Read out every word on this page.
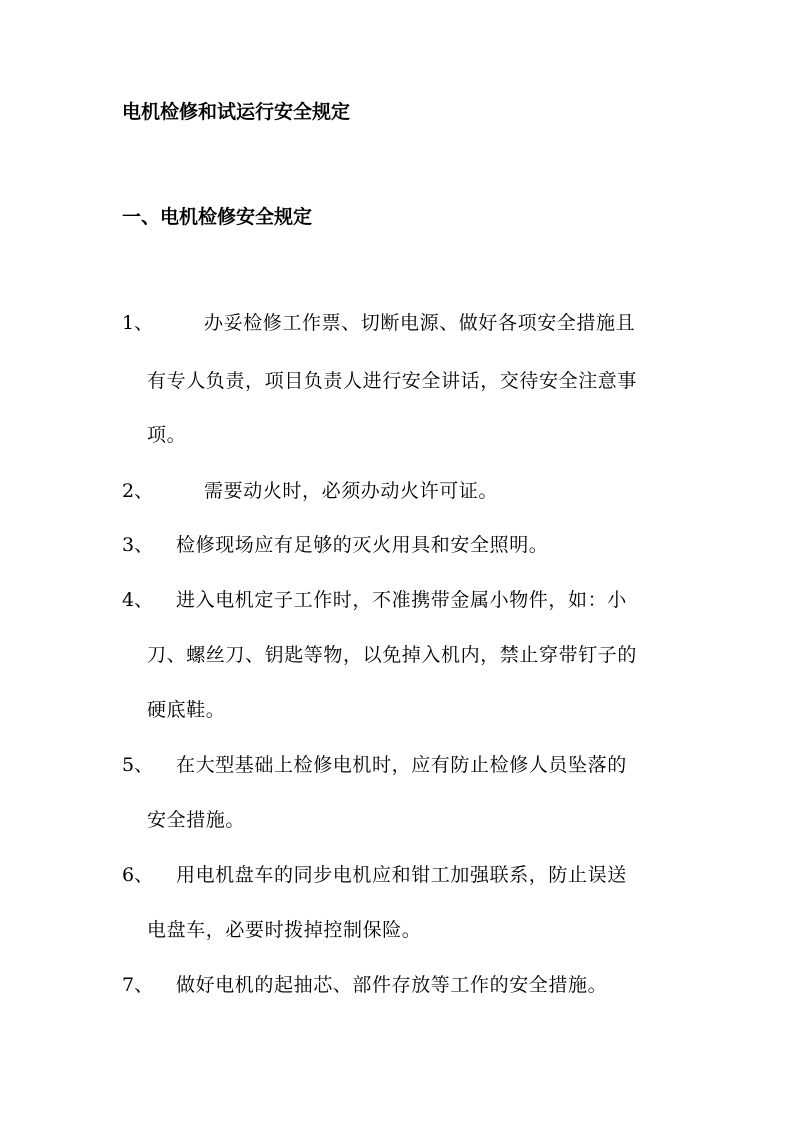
电机检修和试运行安全规定
一、电机检修安全规定
1、	办妥检修工作票、切断电源、做好各项安全措施且
有专人负责，项目负责人进行安全讲话，交待安全注意事
项。
2、	需要动火时，必须办动火许可证。
3、 检修现场应有足够的灭火用具和安全照明。
4、 进入电机定子工作时，不准携带金属小物件，如：小
刀、螺丝刀、钥匙等物，以免掉入机内，禁止穿带钉子的
硬底鞋。
5、 在大型基础上检修电机时，应有防止检修人员坠落的
安全措施。
6、 用电机盘车的同步电机应和钳工加强联系，防止误送
电盘车，必要时拨掉控制保险。
7、 做好电机的起抽芯、部件存放等工作的安全措施。
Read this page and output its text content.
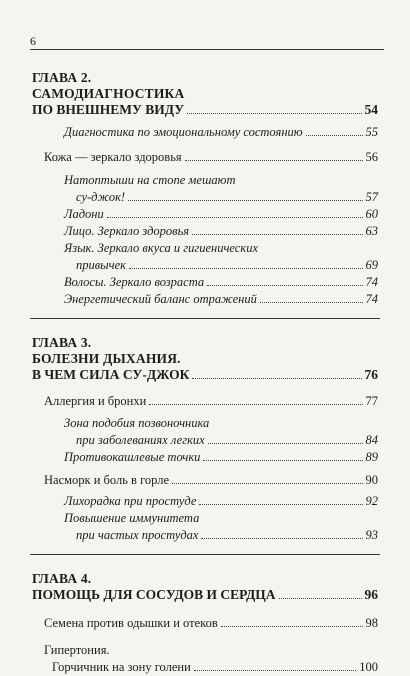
6
ГЛАВА 2.
САМОДИАГНОСТИКА
ПО ВНЕШНЕМУ ВИДУ	54
Диагностика по эмоциональному состоянию	55
Кожа — зеркало здоровья	56
Натоптыши на стопе мешают
су-джок!	57
Ладони	60
Лицо. Зеркало здоровья	63
Язык. Зеркало вкуса и гигиенических
привычек	69
Волосы. Зеркало возраста	74
Энергетический баланс отражений	74
ГЛАВА 3.
БОЛЕЗНИ ДЫХАНИЯ.
В ЧЕМ СИЛА СУ-ДЖОК	76
Аллергия и бронхи	77
Зона подобия позвоночника
при заболеваниях легких	84
Противокашлевые точки	89
Насморк и боль в горле	90
Лихорадка при простуде	92
Повышение иммунитета
при частых простудах	93
ГЛАВА 4.
ПОМОЩЬ ДЛЯ СОСУДОВ И СЕРДЦА	96
Семена против одышки и отеков	98
Гипертония.
Горчичник на зону голени	100
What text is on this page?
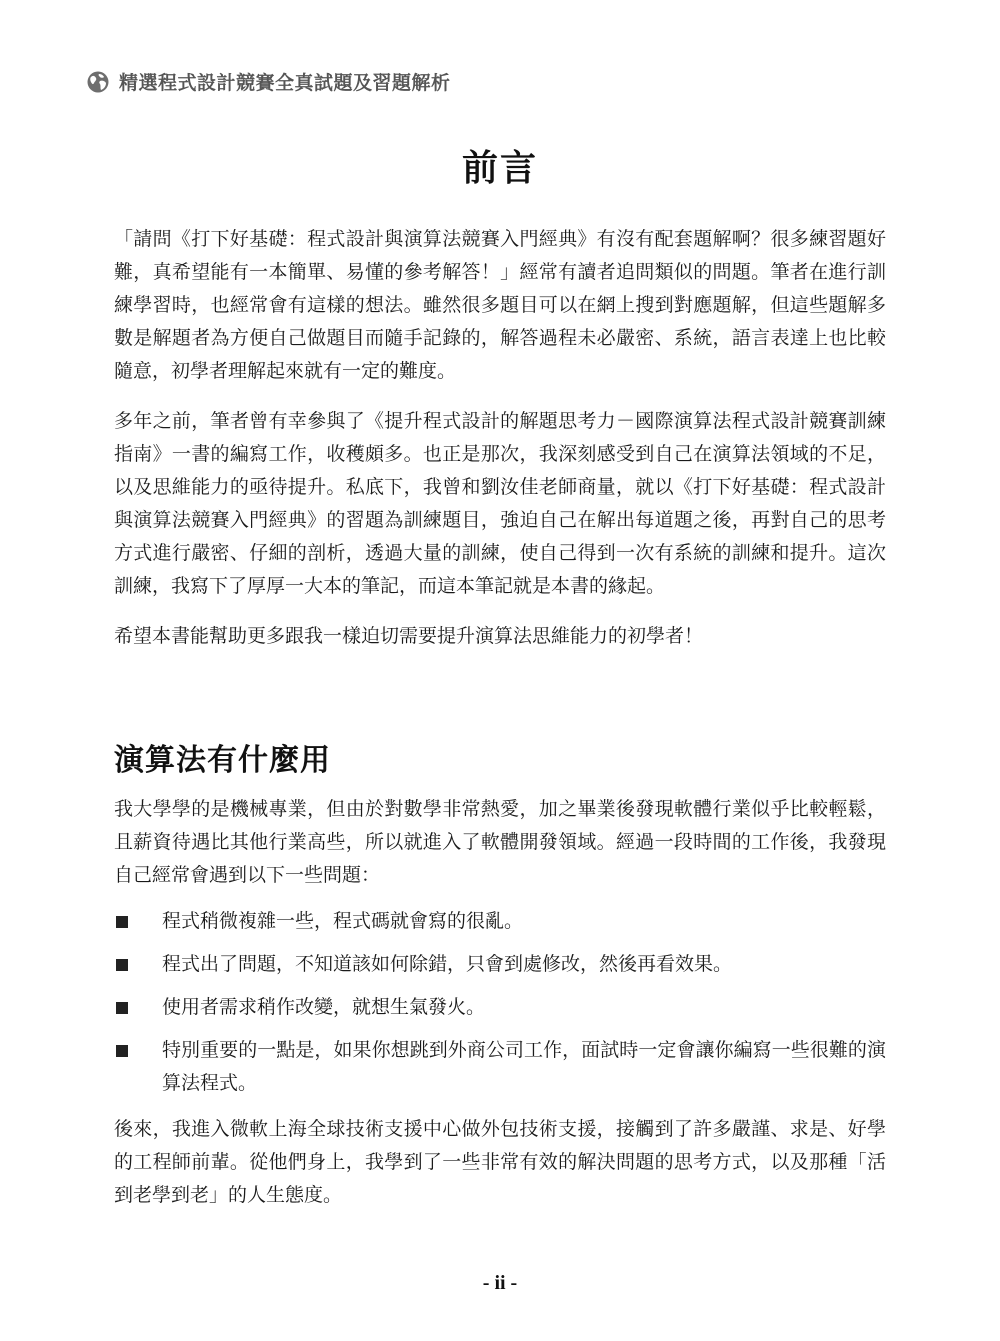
精選程式設計競賽全真試題及習題解析
前言

「請問《打下好基礎：程式設計與演算法競賽入門經典》有沒有配套題解啊？很多練習題好難，真希望能有一本簡單、易懂的參考解答！」經常有讀者追問類似的問題。筆者在進行訓練學習時，也經常會有這樣的想法。雖然很多題目可以在網上搜到對應題解，但這些題解多數是解題者為方便自己做題目而隨手記錄的，解答過程未必嚴密、系統，語言表達上也比較隨意，初學者理解起來就有一定的難度。

多年之前，筆者曾有幸參與了《提升程式設計的解題思考力－國際演算法程式設計競賽訓練指南》一書的編寫工作，收穫頗多。也正是那次，我深刻感受到自己在演算法領域的不足，以及思維能力的亟待提升。私底下，我曾和劉汝佳老師商量，就以《打下好基礎：程式設計與演算法競賽入門經典》的習題為訓練題目，強迫自己在解出每道題之後，再對自己的思考方式進行嚴密、仔細的剖析，透過大量的訓練，使自己得到一次有系統的訓練和提升。這次訓練，我寫下了厚厚一大本的筆記，而這本筆記就是本書的緣起。

希望本書能幫助更多跟我一樣迫切需要提升演算法思維能力的初學者！

演算法有什麼用

我大學學的是機械專業，但由於對數學非常熱愛，加之畢業後發現軟體行業似乎比較輕鬆，且薪資待遇比其他行業高些，所以就進入了軟體開發領域。經過一段時間的工作後，我發現自己經常會遇到以下一些問題：

程式稍微複雜一些，程式碼就會寫的很亂。
程式出了問題，不知道該如何除錯，只會到處修改，然後再看效果。
使用者需求稍作改變，就想生氣發火。
特別重要的一點是，如果你想跳到外商公司工作，面試時一定會讓你編寫一些很難的演算法程式。

後來，我進入微軟上海全球技術支援中心做外包技術支援，接觸到了許多嚴謹、求是、好學的工程師前輩。從他們身上，我學到了一些非常有效的解決問題的思考方式，以及那種「活到老學到老」的人生態度。

- ii -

### [PROBLEM TO SOLVE]
Scan the listing above. Gather each line that contains the word "程式設計與演算法競賽入門經典".

### [SOLUTION TO THE PROBLEM]
「請問《打下好基礎：程式設計與演算法競賽入門經典》有沒有配套題解啊？很多練習題好難，真希望能有一本簡單、易懂的參考解答！」經常有讀者追問類似的問題。筆者在進行訓練學習時，也經常會有這樣的想法。雖然很多題目可以在網上搜到對應題解，但這些題解多數是解題者為方便自己做題目而隨手記錄的，解答過程未必嚴密、系統，語言表達上也比較隨意，初學者理解起來就有一定的難度。
多年之前，筆者曾有幸參與了《提升程式設計的解題思考力－國際演算法程式設計競賽訓練指南》一書的編寫工作，收穫頗多。也正是那次，我深刻感受到自己在演算法領域的不足，以及思維能力的亟待提升。私底下，我曾和劉汝佳老師商量，就以《打下好基礎：程式設計與演算法競賽入門經典》的習題為訓練題目，強迫自己在解出每道題之後，再對自己的思考方式進行嚴密、仔細的剖析，透過大量的訓練，使自己得到一次有系統的訓練和提升。這次訓練，我寫下了厚厚一大本的筆記，而這本筆記就是本書的緣起。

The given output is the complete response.